DATA FOR PROCESSING:
━━━━

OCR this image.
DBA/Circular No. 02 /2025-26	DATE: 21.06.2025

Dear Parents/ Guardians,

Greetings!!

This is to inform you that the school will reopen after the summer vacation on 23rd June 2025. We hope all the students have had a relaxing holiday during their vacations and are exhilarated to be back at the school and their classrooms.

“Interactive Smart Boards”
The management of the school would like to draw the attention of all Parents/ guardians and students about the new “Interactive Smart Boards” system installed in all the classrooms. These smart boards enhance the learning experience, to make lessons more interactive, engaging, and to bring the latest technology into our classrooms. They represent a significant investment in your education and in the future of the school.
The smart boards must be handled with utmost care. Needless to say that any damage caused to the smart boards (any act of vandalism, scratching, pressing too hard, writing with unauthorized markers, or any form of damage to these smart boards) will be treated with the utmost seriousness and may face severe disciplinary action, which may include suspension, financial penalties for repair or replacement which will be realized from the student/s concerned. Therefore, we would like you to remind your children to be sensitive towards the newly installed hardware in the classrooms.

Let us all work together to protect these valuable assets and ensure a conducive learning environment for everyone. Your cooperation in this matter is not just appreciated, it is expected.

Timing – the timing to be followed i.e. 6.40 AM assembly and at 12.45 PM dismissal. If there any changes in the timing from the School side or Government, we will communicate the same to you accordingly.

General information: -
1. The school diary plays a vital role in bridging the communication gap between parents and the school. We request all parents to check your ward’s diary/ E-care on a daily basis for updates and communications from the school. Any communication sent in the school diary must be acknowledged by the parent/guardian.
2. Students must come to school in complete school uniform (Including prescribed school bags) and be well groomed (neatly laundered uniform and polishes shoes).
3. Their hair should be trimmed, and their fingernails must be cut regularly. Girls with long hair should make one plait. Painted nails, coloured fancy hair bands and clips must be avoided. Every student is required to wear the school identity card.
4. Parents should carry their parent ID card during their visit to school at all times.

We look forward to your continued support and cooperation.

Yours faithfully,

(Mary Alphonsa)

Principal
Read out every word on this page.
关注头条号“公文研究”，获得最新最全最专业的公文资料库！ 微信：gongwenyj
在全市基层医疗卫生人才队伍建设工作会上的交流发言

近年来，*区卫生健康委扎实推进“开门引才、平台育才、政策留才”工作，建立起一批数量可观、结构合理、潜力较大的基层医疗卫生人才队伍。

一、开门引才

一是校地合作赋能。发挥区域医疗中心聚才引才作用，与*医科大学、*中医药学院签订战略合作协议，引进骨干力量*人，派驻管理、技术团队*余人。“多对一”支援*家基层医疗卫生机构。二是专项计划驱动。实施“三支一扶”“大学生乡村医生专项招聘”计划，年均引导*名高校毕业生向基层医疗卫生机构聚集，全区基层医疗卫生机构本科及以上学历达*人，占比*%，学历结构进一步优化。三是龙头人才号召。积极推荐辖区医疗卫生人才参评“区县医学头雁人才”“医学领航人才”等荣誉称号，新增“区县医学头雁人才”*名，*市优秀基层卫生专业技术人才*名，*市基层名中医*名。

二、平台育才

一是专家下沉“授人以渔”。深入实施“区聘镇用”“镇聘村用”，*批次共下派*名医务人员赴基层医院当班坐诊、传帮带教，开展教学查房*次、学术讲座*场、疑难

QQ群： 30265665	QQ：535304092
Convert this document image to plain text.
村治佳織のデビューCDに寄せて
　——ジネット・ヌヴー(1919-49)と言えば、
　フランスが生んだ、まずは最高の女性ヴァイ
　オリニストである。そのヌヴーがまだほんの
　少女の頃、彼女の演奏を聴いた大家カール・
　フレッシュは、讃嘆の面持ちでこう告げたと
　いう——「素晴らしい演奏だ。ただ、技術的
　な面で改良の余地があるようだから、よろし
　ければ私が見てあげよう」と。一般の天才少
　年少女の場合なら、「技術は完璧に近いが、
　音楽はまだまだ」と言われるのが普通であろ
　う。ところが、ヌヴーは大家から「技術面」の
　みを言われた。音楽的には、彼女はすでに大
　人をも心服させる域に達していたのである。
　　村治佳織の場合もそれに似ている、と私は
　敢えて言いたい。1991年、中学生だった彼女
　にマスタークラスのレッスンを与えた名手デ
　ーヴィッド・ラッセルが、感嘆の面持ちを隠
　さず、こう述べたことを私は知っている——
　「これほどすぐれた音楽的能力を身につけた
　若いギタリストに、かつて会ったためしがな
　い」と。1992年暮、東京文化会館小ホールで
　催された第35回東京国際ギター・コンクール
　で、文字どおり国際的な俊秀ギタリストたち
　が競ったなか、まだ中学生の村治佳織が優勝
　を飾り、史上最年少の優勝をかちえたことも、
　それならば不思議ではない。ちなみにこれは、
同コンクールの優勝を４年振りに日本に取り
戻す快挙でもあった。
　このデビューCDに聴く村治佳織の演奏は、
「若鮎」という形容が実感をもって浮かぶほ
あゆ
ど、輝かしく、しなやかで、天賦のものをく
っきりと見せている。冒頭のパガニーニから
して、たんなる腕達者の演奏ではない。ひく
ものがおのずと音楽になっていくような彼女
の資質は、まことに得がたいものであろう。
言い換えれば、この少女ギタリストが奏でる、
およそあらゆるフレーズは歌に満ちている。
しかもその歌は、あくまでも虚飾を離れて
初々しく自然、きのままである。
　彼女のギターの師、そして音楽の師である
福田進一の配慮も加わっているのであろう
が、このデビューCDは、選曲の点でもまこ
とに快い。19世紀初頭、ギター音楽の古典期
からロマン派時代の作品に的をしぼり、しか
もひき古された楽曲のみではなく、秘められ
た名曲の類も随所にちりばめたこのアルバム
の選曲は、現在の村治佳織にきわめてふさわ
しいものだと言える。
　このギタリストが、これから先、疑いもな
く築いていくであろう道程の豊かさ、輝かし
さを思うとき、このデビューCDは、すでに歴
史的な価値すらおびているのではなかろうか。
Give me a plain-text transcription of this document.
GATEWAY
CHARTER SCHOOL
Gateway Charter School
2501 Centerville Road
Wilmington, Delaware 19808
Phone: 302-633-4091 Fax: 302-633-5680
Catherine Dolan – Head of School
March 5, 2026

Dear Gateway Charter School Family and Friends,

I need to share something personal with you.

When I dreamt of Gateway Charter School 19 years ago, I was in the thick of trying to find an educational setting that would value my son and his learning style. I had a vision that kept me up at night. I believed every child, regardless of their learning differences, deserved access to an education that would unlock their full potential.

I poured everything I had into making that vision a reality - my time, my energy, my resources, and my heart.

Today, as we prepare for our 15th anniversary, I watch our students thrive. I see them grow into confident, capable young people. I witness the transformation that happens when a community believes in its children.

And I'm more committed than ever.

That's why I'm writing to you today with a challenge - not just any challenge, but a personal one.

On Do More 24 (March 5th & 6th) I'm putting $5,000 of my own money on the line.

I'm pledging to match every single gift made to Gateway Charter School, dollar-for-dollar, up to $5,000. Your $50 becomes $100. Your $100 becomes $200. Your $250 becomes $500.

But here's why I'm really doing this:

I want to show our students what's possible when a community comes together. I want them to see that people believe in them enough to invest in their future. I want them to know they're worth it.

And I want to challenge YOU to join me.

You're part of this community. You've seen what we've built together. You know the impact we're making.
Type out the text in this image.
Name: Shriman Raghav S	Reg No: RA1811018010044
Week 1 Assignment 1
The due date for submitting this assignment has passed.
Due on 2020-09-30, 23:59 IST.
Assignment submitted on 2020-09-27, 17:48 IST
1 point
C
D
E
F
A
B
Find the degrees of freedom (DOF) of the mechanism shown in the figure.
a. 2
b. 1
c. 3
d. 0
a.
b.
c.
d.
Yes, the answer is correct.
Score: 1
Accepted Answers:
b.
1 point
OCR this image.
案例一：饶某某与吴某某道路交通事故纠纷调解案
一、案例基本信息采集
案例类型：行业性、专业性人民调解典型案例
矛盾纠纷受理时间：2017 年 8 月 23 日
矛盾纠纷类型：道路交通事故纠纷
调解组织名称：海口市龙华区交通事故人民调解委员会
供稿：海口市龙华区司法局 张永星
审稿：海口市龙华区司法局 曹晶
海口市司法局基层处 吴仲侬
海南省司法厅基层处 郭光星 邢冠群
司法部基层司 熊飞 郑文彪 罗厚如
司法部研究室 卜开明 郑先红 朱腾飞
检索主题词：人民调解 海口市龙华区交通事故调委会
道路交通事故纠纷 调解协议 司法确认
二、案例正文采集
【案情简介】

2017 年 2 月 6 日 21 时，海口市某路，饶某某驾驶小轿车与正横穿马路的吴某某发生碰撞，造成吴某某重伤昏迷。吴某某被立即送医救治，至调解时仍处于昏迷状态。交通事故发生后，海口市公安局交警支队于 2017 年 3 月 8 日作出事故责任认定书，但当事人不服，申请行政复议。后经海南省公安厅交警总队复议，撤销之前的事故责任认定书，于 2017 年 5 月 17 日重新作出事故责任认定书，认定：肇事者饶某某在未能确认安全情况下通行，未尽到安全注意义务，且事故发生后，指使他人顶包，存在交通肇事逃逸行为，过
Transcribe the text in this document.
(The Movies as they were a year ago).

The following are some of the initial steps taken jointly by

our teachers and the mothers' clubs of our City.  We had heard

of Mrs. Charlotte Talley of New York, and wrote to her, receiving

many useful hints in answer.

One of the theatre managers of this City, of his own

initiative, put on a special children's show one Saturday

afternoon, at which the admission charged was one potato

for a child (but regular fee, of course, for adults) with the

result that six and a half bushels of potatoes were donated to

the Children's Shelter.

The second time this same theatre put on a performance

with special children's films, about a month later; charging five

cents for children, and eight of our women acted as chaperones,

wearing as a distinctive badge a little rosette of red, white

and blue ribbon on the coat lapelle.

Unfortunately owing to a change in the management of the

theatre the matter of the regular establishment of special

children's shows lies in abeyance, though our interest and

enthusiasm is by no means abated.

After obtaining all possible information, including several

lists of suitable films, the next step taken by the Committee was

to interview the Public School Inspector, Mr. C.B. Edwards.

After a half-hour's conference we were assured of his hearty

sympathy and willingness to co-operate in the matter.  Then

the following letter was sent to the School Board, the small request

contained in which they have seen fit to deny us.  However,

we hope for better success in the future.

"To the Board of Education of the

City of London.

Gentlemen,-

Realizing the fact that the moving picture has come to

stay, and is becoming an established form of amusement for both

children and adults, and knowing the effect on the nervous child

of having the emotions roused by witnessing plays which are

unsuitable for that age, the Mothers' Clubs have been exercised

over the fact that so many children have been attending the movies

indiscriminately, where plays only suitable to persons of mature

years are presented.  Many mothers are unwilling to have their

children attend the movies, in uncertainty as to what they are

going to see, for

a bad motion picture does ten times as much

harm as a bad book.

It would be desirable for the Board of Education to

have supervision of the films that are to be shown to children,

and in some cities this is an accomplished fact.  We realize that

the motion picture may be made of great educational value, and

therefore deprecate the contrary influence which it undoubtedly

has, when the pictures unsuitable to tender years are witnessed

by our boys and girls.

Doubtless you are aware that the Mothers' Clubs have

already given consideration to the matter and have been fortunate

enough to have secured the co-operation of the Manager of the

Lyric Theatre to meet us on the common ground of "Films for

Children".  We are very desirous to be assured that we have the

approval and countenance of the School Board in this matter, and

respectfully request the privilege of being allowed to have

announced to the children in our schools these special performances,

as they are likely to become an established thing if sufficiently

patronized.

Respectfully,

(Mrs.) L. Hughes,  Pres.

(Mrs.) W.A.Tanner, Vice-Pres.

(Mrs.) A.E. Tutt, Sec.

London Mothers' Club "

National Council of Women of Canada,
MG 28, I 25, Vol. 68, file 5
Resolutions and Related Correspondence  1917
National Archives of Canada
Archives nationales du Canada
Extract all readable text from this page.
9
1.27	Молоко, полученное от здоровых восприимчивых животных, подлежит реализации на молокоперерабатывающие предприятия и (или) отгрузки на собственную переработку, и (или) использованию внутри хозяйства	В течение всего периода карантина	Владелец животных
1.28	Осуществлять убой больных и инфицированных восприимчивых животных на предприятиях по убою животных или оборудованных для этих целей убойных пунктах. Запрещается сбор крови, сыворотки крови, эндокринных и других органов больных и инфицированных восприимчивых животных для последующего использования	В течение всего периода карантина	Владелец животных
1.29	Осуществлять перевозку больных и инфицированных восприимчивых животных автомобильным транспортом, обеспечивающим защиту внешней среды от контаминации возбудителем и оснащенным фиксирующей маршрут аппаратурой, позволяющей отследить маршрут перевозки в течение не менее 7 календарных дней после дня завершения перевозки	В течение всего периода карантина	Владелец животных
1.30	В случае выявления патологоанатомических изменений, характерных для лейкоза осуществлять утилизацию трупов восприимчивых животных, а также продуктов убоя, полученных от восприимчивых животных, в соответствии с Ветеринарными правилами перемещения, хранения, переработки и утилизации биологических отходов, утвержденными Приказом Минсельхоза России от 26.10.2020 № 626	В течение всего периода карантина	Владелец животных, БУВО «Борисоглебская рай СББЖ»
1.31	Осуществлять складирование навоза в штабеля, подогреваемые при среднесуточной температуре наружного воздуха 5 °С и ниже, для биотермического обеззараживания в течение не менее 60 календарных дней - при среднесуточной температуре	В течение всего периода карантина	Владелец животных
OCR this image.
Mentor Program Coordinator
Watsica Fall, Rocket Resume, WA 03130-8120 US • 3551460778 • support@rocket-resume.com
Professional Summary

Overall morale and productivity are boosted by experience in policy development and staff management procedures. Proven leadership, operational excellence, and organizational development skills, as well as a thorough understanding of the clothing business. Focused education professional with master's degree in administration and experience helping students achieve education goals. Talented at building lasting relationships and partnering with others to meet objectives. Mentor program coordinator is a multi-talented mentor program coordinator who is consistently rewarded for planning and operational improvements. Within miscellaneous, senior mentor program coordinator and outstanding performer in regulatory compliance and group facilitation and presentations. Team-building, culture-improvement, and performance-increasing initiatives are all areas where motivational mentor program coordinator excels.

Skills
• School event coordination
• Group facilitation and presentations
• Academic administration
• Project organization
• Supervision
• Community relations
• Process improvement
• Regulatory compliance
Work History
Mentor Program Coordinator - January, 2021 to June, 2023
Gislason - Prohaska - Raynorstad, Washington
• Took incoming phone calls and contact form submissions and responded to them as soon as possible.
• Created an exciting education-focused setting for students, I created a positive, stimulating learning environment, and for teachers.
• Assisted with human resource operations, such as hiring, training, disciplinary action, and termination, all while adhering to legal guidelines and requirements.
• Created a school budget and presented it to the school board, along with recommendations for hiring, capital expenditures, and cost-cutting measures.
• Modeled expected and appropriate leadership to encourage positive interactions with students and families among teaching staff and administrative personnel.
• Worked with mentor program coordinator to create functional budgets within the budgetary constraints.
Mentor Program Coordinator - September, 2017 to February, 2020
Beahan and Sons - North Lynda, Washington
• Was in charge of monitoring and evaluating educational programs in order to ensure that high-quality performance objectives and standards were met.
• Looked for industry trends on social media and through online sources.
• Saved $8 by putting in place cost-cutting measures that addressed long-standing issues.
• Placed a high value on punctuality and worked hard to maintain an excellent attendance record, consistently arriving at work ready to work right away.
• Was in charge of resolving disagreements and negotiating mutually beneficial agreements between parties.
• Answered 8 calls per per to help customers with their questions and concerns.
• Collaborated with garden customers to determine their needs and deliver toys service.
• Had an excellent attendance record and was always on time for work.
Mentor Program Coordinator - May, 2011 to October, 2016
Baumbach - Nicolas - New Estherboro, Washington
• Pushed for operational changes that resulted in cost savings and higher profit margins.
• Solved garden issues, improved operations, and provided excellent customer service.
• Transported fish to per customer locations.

━━━━

WRITTEN PROBLEM:
Extract, from the material above, each line holding the word "following".

SOLUTION:
The following are some of the initial steps taken jointly by
the following letter was sent to the School Board, the small request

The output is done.